Instruction:
Output the material below unchanged, apart from leaving out the pictures.

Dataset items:
§

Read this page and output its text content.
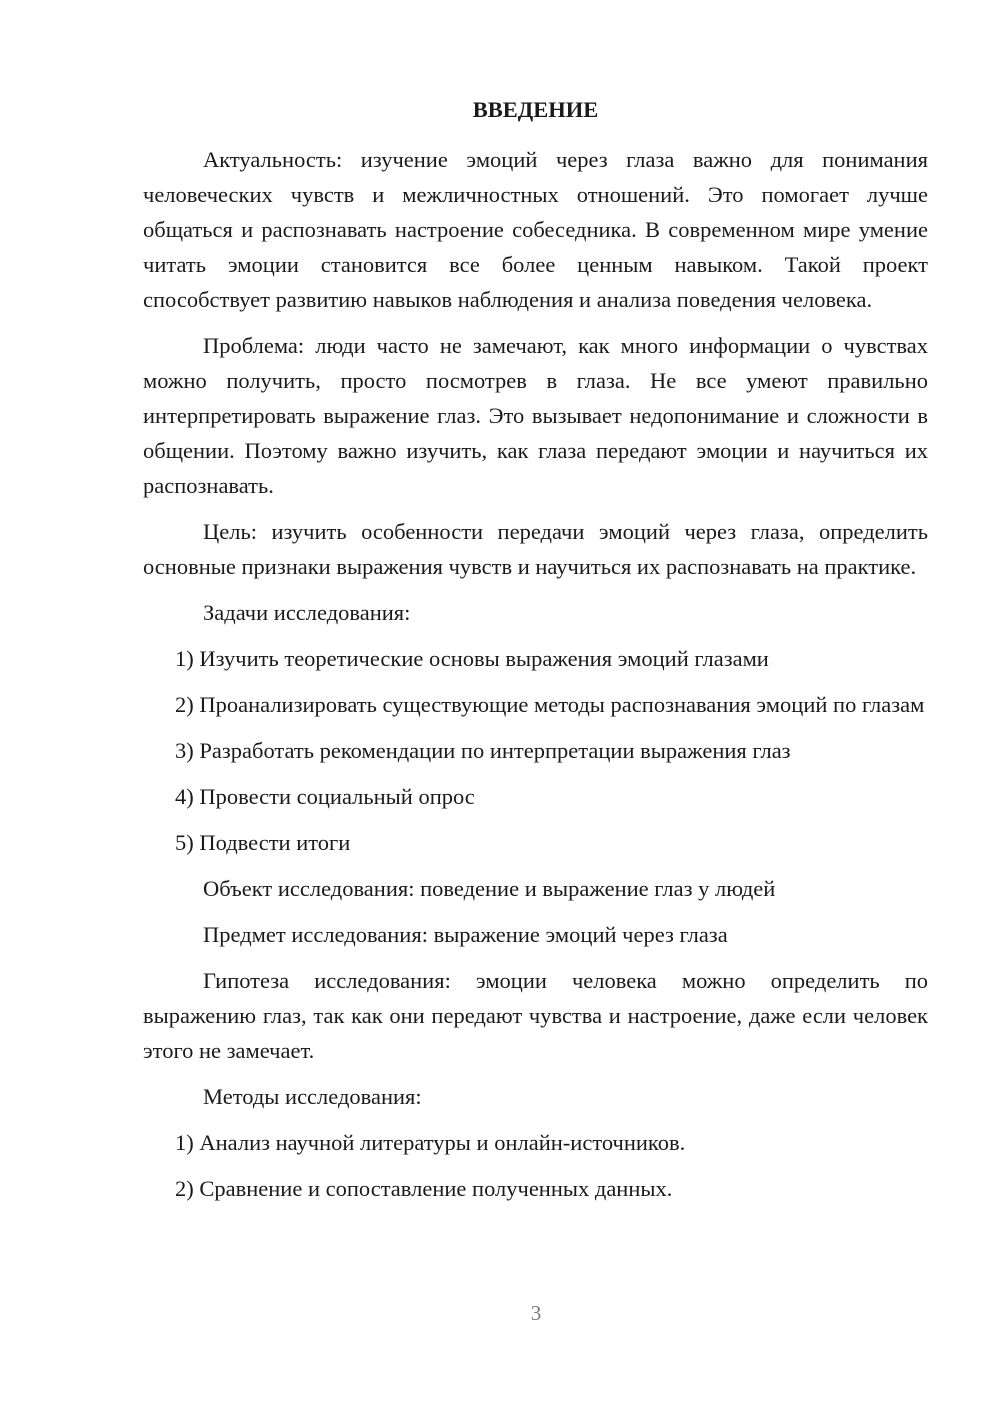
ВВЕДЕНИЕ

Актуальность: изучение эмоций через глаза важно для понимания человеческих чувств и межличностных отношений. Это помогает лучше общаться и распознавать настроение собеседника. В современном мире умение читать эмоции становится все более ценным навыком. Такой проект способствует развитию навыков наблюдения и анализа поведения человека.

Проблема: люди часто не замечают, как много информации о чувствах можно получить, просто посмотрев в глаза. Не все умеют правильно интерпретировать выражение глаз. Это вызывает недопонимание и сложности в общении. Поэтому важно изучить, как глаза передают эмоции и научиться их распознавать.

Цель: изучить особенности передачи эмоций через глаза, определить основные признаки выражения чувств и научиться их распознавать на практике.

Задачи исследования:

1) Изучить теоретические основы выражения эмоций глазами

2) Проанализировать существующие методы распознавания эмоций по глазам

3) Разработать рекомендации по интерпретации выражения глаз

4) Провести социальный опрос

5) Подвести итоги

Объект исследования: поведение и выражение глаз у людей

Предмет исследования: выражение эмоций через глаза

Гипотеза исследования: эмоции человека можно определить по выражению глаз, так как они передают чувства и настроение, даже если человек этого не замечает.

Методы исследования:

1) Анализ научной литературы и онлайн-источников.

2) Сравнение и сопоставление полученных данных.

3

§

Expected answer:
Read this page and output its text content.
ВВЕДЕНИЕ

Актуальность: изучение эмоций через глаза важно для понимания человеческих чувств и межличностных отношений. Это помогает лучше общаться и распознавать настроение собеседника. В современном мире умение читать эмоции становится все более ценным навыком. Такой проект способствует развитию навыков наблюдения и анализа поведения человека.

Проблема: люди часто не замечают, как много информации о чувствах можно получить, просто посмотрев в глаза. Не все умеют правильно интерпретировать выражение глаз. Это вызывает недопонимание и сложности в общении. Поэтому важно изучить, как глаза передают эмоции и научиться их распознавать.

Цель: изучить особенности передачи эмоций через глаза, определить основные признаки выражения чувств и научиться их распознавать на практике.

Задачи исследования:

1) Изучить теоретические основы выражения эмоций глазами

2) Проанализировать существующие методы распознавания эмоций по глазам

3) Разработать рекомендации по интерпретации выражения глаз

4) Провести социальный опрос

5) Подвести итоги

Объект исследования: поведение и выражение глаз у людей

Предмет исследования: выражение эмоций через глаза

Гипотеза исследования: эмоции человека можно определить по выражению глаз, так как они передают чувства и настроение, даже если человек этого не замечает.

Методы исследования:

1) Анализ научной литературы и онлайн-источников.

2) Сравнение и сопоставление полученных данных.

3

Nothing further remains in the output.